§ **Task description**: For the copy, please give all of the data again exactly and leave the pictures out.

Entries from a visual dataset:
+--

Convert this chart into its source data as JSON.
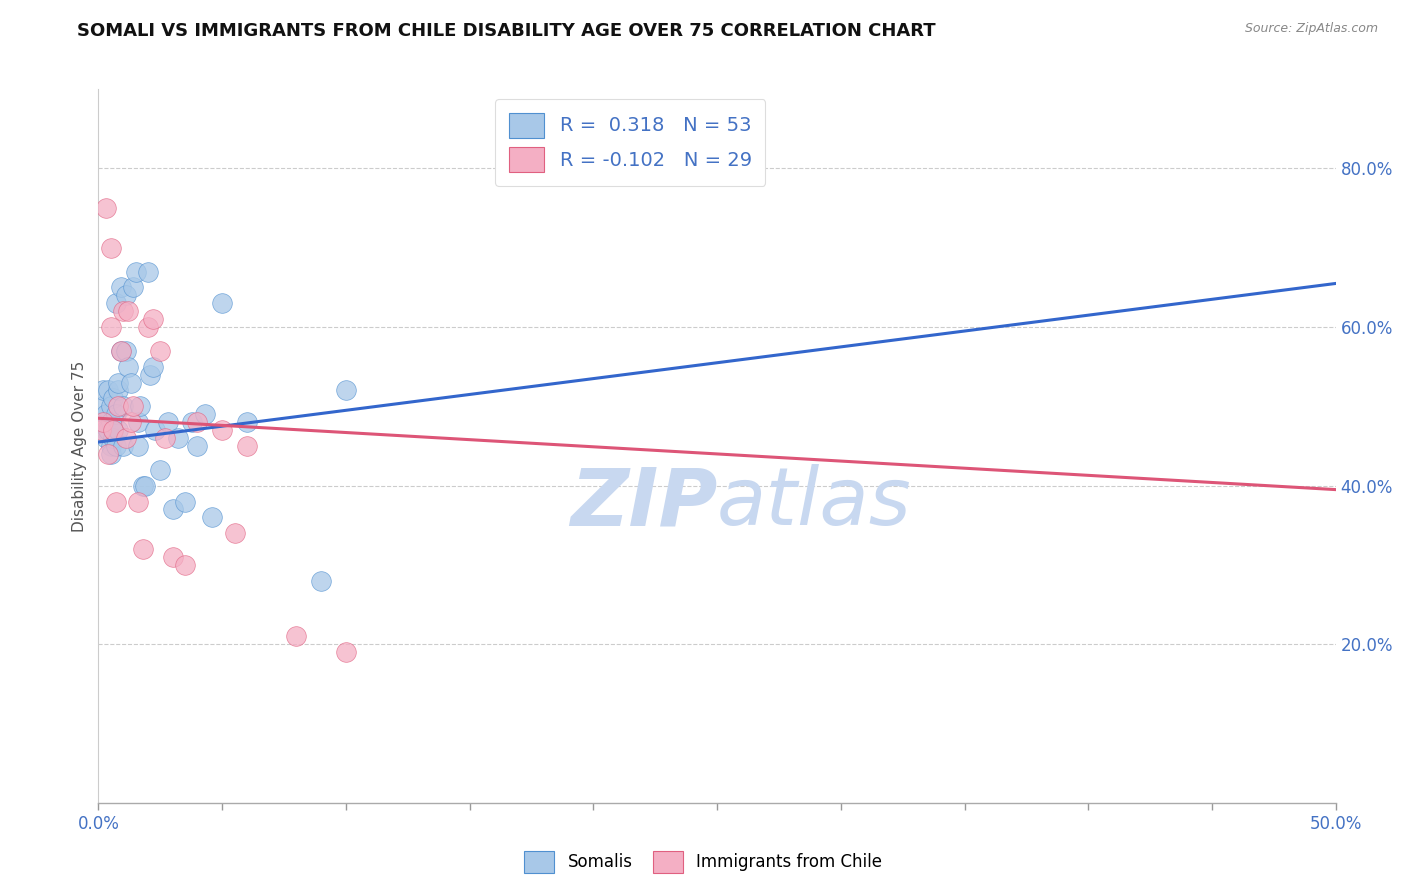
{
  "title": "SOMALI VS IMMIGRANTS FROM CHILE DISABILITY AGE OVER 75 CORRELATION CHART",
  "source": "Source: ZipAtlas.com",
  "ylabel": "Disability Age Over 75",
  "xlim": [
    0.0,
    0.5
  ],
  "ylim": [
    0.0,
    0.9
  ],
  "yticks_right": [
    0.2,
    0.4,
    0.6,
    0.8
  ],
  "somali_R": 0.318,
  "somali_N": 53,
  "chile_R": -0.102,
  "chile_N": 29,
  "somali_color": "#a8c8e8",
  "chile_color": "#f4afc4",
  "somali_edge_color": "#5090d0",
  "chile_edge_color": "#e06080",
  "somali_line_color": "#3366cc",
  "chile_line_color": "#dd5577",
  "background_color": "#ffffff",
  "watermark_color": "#c8d8f0",
  "somali_x": [
    0.001,
    0.002,
    0.002,
    0.003,
    0.003,
    0.003,
    0.004,
    0.004,
    0.005,
    0.005,
    0.005,
    0.005,
    0.006,
    0.006,
    0.006,
    0.007,
    0.007,
    0.007,
    0.008,
    0.008,
    0.008,
    0.009,
    0.009,
    0.01,
    0.01,
    0.011,
    0.011,
    0.012,
    0.013,
    0.014,
    0.015,
    0.016,
    0.016,
    0.017,
    0.018,
    0.019,
    0.02,
    0.021,
    0.022,
    0.023,
    0.025,
    0.028,
    0.03,
    0.032,
    0.035,
    0.038,
    0.04,
    0.043,
    0.046,
    0.05,
    0.06,
    0.09,
    0.1
  ],
  "somali_y": [
    0.48,
    0.5,
    0.52,
    0.49,
    0.47,
    0.46,
    0.47,
    0.52,
    0.5,
    0.48,
    0.45,
    0.44,
    0.46,
    0.47,
    0.51,
    0.45,
    0.49,
    0.63,
    0.52,
    0.47,
    0.53,
    0.57,
    0.65,
    0.5,
    0.45,
    0.57,
    0.64,
    0.55,
    0.53,
    0.65,
    0.67,
    0.48,
    0.45,
    0.5,
    0.4,
    0.4,
    0.67,
    0.54,
    0.55,
    0.47,
    0.42,
    0.48,
    0.37,
    0.46,
    0.38,
    0.48,
    0.45,
    0.49,
    0.36,
    0.63,
    0.48,
    0.28,
    0.52
  ],
  "chile_x": [
    0.001,
    0.002,
    0.003,
    0.004,
    0.005,
    0.005,
    0.006,
    0.007,
    0.008,
    0.009,
    0.01,
    0.011,
    0.012,
    0.013,
    0.014,
    0.016,
    0.018,
    0.02,
    0.022,
    0.025,
    0.027,
    0.03,
    0.035,
    0.04,
    0.05,
    0.055,
    0.06,
    0.08,
    0.1
  ],
  "chile_y": [
    0.47,
    0.48,
    0.75,
    0.44,
    0.7,
    0.6,
    0.47,
    0.38,
    0.5,
    0.57,
    0.62,
    0.46,
    0.62,
    0.48,
    0.5,
    0.38,
    0.32,
    0.6,
    0.61,
    0.57,
    0.46,
    0.31,
    0.3,
    0.48,
    0.47,
    0.34,
    0.45,
    0.21,
    0.19
  ],
  "somali_line_x": [
    0.0,
    0.5
  ],
  "somali_line_y": [
    0.455,
    0.655
  ],
  "chile_line_x": [
    0.0,
    0.5
  ],
  "chile_line_y": [
    0.485,
    0.395
  ],
  "legend_labels": [
    "Somalis",
    "Immigrants from Chile"
  ],
  "title_fontsize": 13,
  "axis_label_fontsize": 11,
  "tick_fontsize": 12
}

+--

§ **Answer**:
Convert this chart into its source data as JSON.
{
  "title": "SOMALI VS IMMIGRANTS FROM CHILE DISABILITY AGE OVER 75 CORRELATION CHART",
  "source": "Source: ZipAtlas.com",
  "ylabel": "Disability Age Over 75",
  "xlim": [
    0.0,
    0.5
  ],
  "ylim": [
    0.0,
    0.9
  ],
  "yticks_right": [
    0.2,
    0.4,
    0.6,
    0.8
  ],
  "somali_R": 0.318,
  "somali_N": 53,
  "chile_R": -0.102,
  "chile_N": 29,
  "somali_color": "#a8c8e8",
  "chile_color": "#f4afc4",
  "somali_edge_color": "#5090d0",
  "chile_edge_color": "#e06080",
  "somali_line_color": "#3366cc",
  "chile_line_color": "#dd5577",
  "background_color": "#ffffff",
  "watermark_color": "#c8d8f0",
  "somali_x": [
    0.001,
    0.002,
    0.002,
    0.003,
    0.003,
    0.003,
    0.004,
    0.004,
    0.005,
    0.005,
    0.005,
    0.005,
    0.006,
    0.006,
    0.006,
    0.007,
    0.007,
    0.007,
    0.008,
    0.008,
    0.008,
    0.009,
    0.009,
    0.01,
    0.01,
    0.011,
    0.011,
    0.012,
    0.013,
    0.014,
    0.015,
    0.016,
    0.016,
    0.017,
    0.018,
    0.019,
    0.02,
    0.021,
    0.022,
    0.023,
    0.025,
    0.028,
    0.03,
    0.032,
    0.035,
    0.038,
    0.04,
    0.043,
    0.046,
    0.05,
    0.06,
    0.09,
    0.1
  ],
  "somali_y": [
    0.48,
    0.5,
    0.52,
    0.49,
    0.47,
    0.46,
    0.47,
    0.52,
    0.5,
    0.48,
    0.45,
    0.44,
    0.46,
    0.47,
    0.51,
    0.45,
    0.49,
    0.63,
    0.52,
    0.47,
    0.53,
    0.57,
    0.65,
    0.5,
    0.45,
    0.57,
    0.64,
    0.55,
    0.53,
    0.65,
    0.67,
    0.48,
    0.45,
    0.5,
    0.4,
    0.4,
    0.67,
    0.54,
    0.55,
    0.47,
    0.42,
    0.48,
    0.37,
    0.46,
    0.38,
    0.48,
    0.45,
    0.49,
    0.36,
    0.63,
    0.48,
    0.28,
    0.52
  ],
  "chile_x": [
    0.001,
    0.002,
    0.003,
    0.004,
    0.005,
    0.005,
    0.006,
    0.007,
    0.008,
    0.009,
    0.01,
    0.011,
    0.012,
    0.013,
    0.014,
    0.016,
    0.018,
    0.02,
    0.022,
    0.025,
    0.027,
    0.03,
    0.035,
    0.04,
    0.05,
    0.055,
    0.06,
    0.08,
    0.1
  ],
  "chile_y": [
    0.47,
    0.48,
    0.75,
    0.44,
    0.7,
    0.6,
    0.47,
    0.38,
    0.5,
    0.57,
    0.62,
    0.46,
    0.62,
    0.48,
    0.5,
    0.38,
    0.32,
    0.6,
    0.61,
    0.57,
    0.46,
    0.31,
    0.3,
    0.48,
    0.47,
    0.34,
    0.45,
    0.21,
    0.19
  ],
  "somali_line_x": [
    0.0,
    0.5
  ],
  "somali_line_y": [
    0.455,
    0.655
  ],
  "chile_line_x": [
    0.0,
    0.5
  ],
  "chile_line_y": [
    0.485,
    0.395
  ],
  "legend_labels": [
    "Somalis",
    "Immigrants from Chile"
  ],
  "title_fontsize": 13,
  "axis_label_fontsize": 11,
  "tick_fontsize": 12
}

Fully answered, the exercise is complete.